## begin Supplied data
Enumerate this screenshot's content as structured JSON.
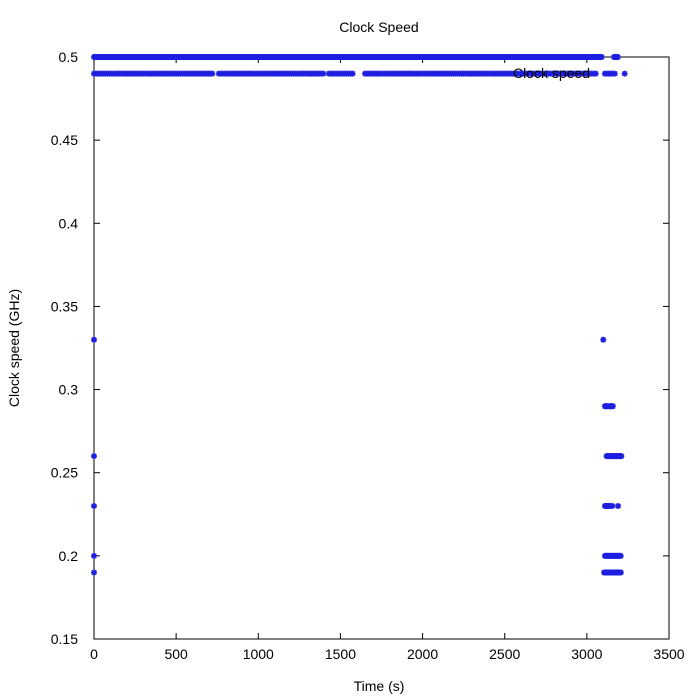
{
  "chart_data": {
    "type": "scatter",
    "title": "Clock Speed",
    "xlabel": "Time (s)",
    "ylabel": "Clock speed (GHz)",
    "xlim": [
      0,
      3500
    ],
    "ylim": [
      0.15,
      0.5
    ],
    "x_ticks": [
      0,
      500,
      1000,
      1500,
      2000,
      2500,
      3000,
      3500
    ],
    "y_ticks": [
      0.15,
      0.2,
      0.25,
      0.3,
      0.35,
      0.4,
      0.45,
      0.5
    ],
    "x_tick_labels": [
      "0",
      "500",
      "1000",
      "1500",
      "2000",
      "2500",
      "3000",
      "3500"
    ],
    "y_tick_labels": [
      "0.15",
      "0.2",
      "0.25",
      "0.3",
      "0.35",
      "0.4",
      "0.45",
      "0.5"
    ],
    "grid": false,
    "legend_position": "top-right",
    "point_color": "#1f1fe0",
    "series": [
      {
        "name": "Clock speed",
        "marker": "star",
        "segments": [
          {
            "y": 0.5,
            "x_start": 0,
            "x_end": 3090,
            "step": 6
          },
          {
            "y": 0.5,
            "x_start": 3165,
            "x_end": 3190,
            "step": 6
          },
          {
            "y": 0.49,
            "x_start": 0,
            "x_end": 720,
            "step": 12
          },
          {
            "y": 0.49,
            "x_start": 760,
            "x_end": 1400,
            "step": 12
          },
          {
            "y": 0.49,
            "x_start": 1430,
            "x_end": 1580,
            "step": 12
          },
          {
            "y": 0.49,
            "x_start": 1650,
            "x_end": 3060,
            "step": 12
          },
          {
            "y": 0.49,
            "x_start": 3110,
            "x_end": 3180,
            "step": 12
          },
          {
            "y": 0.29,
            "x_start": 3110,
            "x_end": 3130,
            "step": 6
          },
          {
            "y": 0.29,
            "x_start": 3140,
            "x_end": 3160,
            "step": 6
          },
          {
            "y": 0.26,
            "x_start": 3120,
            "x_end": 3210,
            "step": 6
          },
          {
            "y": 0.23,
            "x_start": 3110,
            "x_end": 3140,
            "step": 6
          },
          {
            "y": 0.2,
            "x_start": 3110,
            "x_end": 3210,
            "step": 6
          },
          {
            "y": 0.19,
            "x_start": 3105,
            "x_end": 3210,
            "step": 6
          }
        ],
        "points": [
          [
            3230,
            0.49
          ],
          [
            3100,
            0.33
          ],
          [
            3155,
            0.23
          ],
          [
            3190,
            0.23
          ],
          [
            3165,
            0.19
          ],
          [
            0,
            0.33
          ],
          [
            0,
            0.26
          ],
          [
            0,
            0.23
          ],
          [
            0,
            0.2
          ],
          [
            0,
            0.19
          ]
        ]
      }
    ]
  }
}
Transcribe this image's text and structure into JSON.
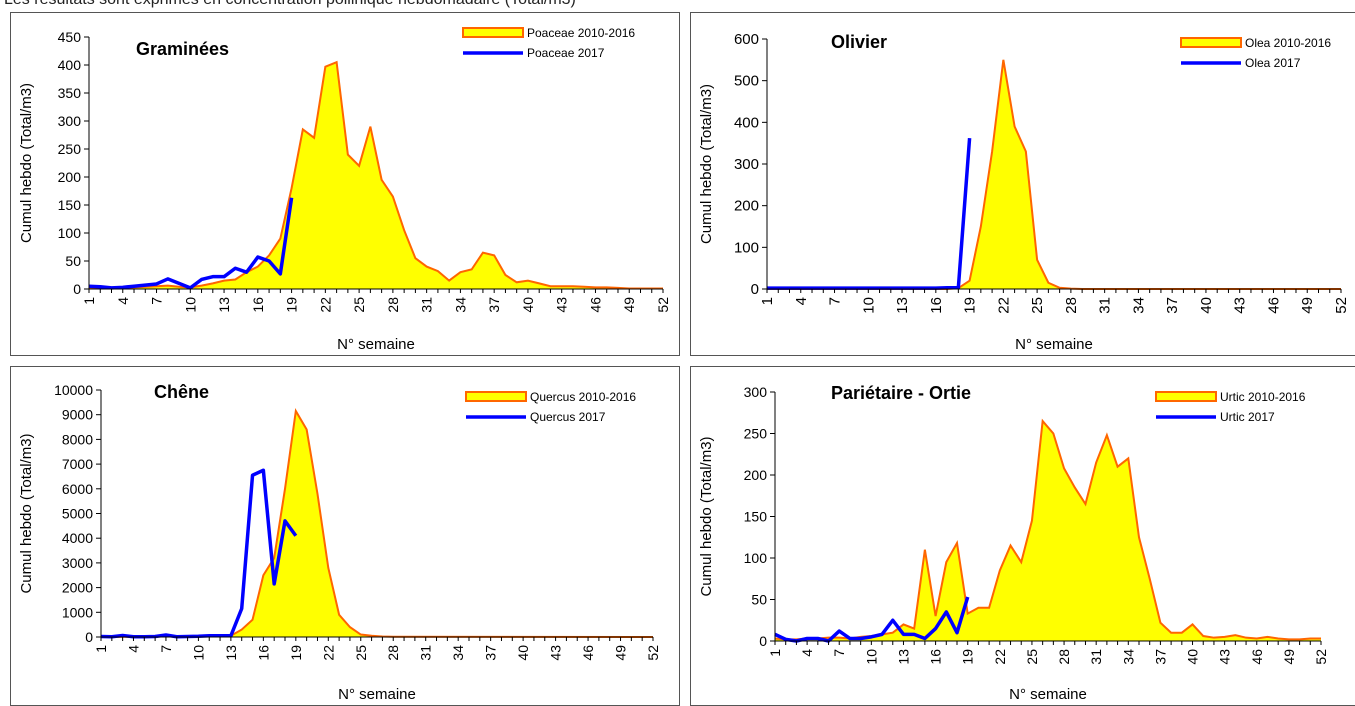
## end Supplied data
Aim of the task —
Leave out the pictures and output every record above precisely as given.

Output for this exercise —
Enumerate this screenshot's content as structured JSON.
{
  "chart_data": {
    "type": "scatter",
    "title": "Clock Speed",
    "xlabel": "Time (s)",
    "ylabel": "Clock speed (GHz)",
    "xlim": [
      0,
      3500
    ],
    "ylim": [
      0.15,
      0.5
    ],
    "x_ticks": [
      0,
      500,
      1000,
      1500,
      2000,
      2500,
      3000,
      3500
    ],
    "y_ticks": [
      0.15,
      0.2,
      0.25,
      0.3,
      0.35,
      0.4,
      0.45,
      0.5
    ],
    "x_tick_labels": [
      "0",
      "500",
      "1000",
      "1500",
      "2000",
      "2500",
      "3000",
      "3500"
    ],
    "y_tick_labels": [
      "0.15",
      "0.2",
      "0.25",
      "0.3",
      "0.35",
      "0.4",
      "0.45",
      "0.5"
    ],
    "grid": false,
    "legend_position": "top-right",
    "point_color": "#1f1fe0",
    "series": [
      {
        "name": "Clock speed",
        "marker": "star",
        "segments": [
          {
            "y": 0.5,
            "x_start": 0,
            "x_end": 3090,
            "step": 6
          },
          {
            "y": 0.5,
            "x_start": 3165,
            "x_end": 3190,
            "step": 6
          },
          {
            "y": 0.49,
            "x_start": 0,
            "x_end": 720,
            "step": 12
          },
          {
            "y": 0.49,
            "x_start": 760,
            "x_end": 1400,
            "step": 12
          },
          {
            "y": 0.49,
            "x_start": 1430,
            "x_end": 1580,
            "step": 12
          },
          {
            "y": 0.49,
            "x_start": 1650,
            "x_end": 3060,
            "step": 12
          },
          {
            "y": 0.49,
            "x_start": 3110,
            "x_end": 3180,
            "step": 12
          },
          {
            "y": 0.29,
            "x_start": 3110,
            "x_end": 3130,
            "step": 6
          },
          {
            "y": 0.29,
            "x_start": 3140,
            "x_end": 3160,
            "step": 6
          },
          {
            "y": 0.26,
            "x_start": 3120,
            "x_end": 3210,
            "step": 6
          },
          {
            "y": 0.23,
            "x_start": 3110,
            "x_end": 3140,
            "step": 6
          },
          {
            "y": 0.2,
            "x_start": 3110,
            "x_end": 3210,
            "step": 6
          },
          {
            "y": 0.19,
            "x_start": 3105,
            "x_end": 3210,
            "step": 6
          }
        ],
        "points": [
          [
            3230,
            0.49
          ],
          [
            3100,
            0.33
          ],
          [
            3155,
            0.23
          ],
          [
            3190,
            0.23
          ],
          [
            3165,
            0.19
          ],
          [
            0,
            0.33
          ],
          [
            0,
            0.26
          ],
          [
            0,
            0.23
          ],
          [
            0,
            0.2
          ],
          [
            0,
            0.19
          ]
        ]
      }
    ]
  }
}
Transcribe this image's text and structure into JSON.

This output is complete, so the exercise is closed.